● **Exercise**: Isolate every line in the records below with "name" in it.

>>

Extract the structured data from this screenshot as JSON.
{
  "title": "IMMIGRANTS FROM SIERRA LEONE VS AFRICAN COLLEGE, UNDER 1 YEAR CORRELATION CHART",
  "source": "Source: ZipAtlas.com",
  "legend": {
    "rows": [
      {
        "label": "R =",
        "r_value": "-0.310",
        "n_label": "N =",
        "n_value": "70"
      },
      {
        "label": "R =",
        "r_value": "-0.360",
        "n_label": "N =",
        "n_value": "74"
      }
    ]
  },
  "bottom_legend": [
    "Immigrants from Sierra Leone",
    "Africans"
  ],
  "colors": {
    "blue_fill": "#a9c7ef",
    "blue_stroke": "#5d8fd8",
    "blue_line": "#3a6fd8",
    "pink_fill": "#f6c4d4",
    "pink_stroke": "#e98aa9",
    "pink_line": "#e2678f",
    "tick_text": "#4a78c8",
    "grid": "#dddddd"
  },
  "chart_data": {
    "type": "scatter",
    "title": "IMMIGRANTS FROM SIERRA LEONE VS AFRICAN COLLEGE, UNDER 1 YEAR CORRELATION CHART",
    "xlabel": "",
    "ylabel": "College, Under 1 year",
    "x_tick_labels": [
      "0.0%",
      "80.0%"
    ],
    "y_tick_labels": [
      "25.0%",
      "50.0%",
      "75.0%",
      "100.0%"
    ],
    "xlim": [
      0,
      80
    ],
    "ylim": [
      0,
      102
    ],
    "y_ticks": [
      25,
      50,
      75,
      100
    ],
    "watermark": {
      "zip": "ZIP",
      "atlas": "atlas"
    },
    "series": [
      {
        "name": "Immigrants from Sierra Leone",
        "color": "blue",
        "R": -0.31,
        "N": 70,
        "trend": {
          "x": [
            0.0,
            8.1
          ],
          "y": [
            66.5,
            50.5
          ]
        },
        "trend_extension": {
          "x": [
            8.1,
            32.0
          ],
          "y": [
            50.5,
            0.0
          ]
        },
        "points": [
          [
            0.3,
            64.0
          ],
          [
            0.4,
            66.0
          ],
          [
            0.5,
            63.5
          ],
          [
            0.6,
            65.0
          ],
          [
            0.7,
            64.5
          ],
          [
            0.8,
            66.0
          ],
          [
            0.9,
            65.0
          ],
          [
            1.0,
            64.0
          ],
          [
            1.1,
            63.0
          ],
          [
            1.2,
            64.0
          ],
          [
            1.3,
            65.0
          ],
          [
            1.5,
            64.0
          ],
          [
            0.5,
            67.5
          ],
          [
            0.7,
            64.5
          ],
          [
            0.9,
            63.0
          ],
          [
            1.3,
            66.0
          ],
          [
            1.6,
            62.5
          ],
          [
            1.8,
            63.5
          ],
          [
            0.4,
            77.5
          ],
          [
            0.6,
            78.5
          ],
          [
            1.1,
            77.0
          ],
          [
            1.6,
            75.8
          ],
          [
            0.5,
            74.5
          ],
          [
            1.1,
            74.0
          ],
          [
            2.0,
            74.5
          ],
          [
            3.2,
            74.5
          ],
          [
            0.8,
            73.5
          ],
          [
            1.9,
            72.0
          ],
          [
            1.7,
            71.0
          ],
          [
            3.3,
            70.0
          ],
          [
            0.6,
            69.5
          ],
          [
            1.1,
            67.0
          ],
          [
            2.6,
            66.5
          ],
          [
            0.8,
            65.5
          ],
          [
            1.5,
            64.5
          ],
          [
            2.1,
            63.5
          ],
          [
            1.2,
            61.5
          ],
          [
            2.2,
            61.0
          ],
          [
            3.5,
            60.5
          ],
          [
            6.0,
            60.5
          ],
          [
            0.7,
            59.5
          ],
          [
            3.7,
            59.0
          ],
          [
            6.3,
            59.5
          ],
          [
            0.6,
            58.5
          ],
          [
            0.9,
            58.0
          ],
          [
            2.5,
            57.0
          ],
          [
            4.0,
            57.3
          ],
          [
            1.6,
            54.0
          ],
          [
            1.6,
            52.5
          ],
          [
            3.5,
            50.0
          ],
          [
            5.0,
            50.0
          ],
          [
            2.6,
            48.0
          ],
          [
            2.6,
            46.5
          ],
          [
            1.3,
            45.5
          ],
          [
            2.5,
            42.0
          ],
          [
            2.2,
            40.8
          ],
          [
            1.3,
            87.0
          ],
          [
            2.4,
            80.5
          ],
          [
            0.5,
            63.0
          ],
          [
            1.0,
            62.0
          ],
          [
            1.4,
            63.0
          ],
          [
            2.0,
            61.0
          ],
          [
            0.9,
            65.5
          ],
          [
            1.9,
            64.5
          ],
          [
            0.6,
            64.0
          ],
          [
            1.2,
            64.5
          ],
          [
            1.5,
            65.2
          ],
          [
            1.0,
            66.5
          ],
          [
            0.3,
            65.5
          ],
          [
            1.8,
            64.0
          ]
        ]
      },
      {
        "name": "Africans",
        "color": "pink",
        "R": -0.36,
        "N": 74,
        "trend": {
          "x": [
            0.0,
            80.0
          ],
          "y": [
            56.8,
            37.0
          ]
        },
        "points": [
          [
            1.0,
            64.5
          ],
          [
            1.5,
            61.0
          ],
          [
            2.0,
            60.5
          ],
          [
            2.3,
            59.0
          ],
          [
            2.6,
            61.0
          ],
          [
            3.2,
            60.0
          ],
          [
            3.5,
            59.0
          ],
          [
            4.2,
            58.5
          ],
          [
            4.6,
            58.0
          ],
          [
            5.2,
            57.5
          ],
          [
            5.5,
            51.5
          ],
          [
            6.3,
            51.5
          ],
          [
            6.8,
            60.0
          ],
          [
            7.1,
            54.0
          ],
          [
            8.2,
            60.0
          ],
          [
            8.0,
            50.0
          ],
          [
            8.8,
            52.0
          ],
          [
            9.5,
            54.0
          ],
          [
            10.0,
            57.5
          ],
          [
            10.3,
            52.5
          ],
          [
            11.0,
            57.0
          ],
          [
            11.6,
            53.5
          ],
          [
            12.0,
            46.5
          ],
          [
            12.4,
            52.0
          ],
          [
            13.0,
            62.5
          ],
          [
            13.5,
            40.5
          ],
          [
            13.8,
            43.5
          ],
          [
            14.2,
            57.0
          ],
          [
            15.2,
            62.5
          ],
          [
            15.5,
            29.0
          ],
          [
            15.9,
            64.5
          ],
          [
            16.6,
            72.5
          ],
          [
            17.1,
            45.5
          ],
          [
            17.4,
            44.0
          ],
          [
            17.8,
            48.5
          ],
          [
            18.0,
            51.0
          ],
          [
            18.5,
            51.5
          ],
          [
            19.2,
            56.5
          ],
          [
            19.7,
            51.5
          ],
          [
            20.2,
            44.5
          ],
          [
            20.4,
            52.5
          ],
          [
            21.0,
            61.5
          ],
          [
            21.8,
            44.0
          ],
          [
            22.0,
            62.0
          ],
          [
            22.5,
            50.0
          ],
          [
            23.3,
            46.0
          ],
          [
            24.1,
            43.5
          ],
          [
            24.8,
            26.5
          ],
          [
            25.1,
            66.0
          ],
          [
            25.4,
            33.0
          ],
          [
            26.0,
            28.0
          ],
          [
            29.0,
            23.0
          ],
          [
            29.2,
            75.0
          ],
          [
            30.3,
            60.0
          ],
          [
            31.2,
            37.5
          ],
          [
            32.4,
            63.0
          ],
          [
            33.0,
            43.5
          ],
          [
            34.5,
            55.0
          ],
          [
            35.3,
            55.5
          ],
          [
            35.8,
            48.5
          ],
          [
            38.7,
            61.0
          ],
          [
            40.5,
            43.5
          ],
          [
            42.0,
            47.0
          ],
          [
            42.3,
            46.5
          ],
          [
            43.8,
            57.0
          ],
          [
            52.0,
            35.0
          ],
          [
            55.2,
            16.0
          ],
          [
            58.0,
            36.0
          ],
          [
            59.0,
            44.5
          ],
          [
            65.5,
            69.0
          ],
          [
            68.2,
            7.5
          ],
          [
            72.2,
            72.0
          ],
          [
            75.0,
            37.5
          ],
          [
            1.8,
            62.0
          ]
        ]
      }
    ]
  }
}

<<

● **Task answer**:
        "name": "Immigrants from Sierra Leone",
        "name": "Africans",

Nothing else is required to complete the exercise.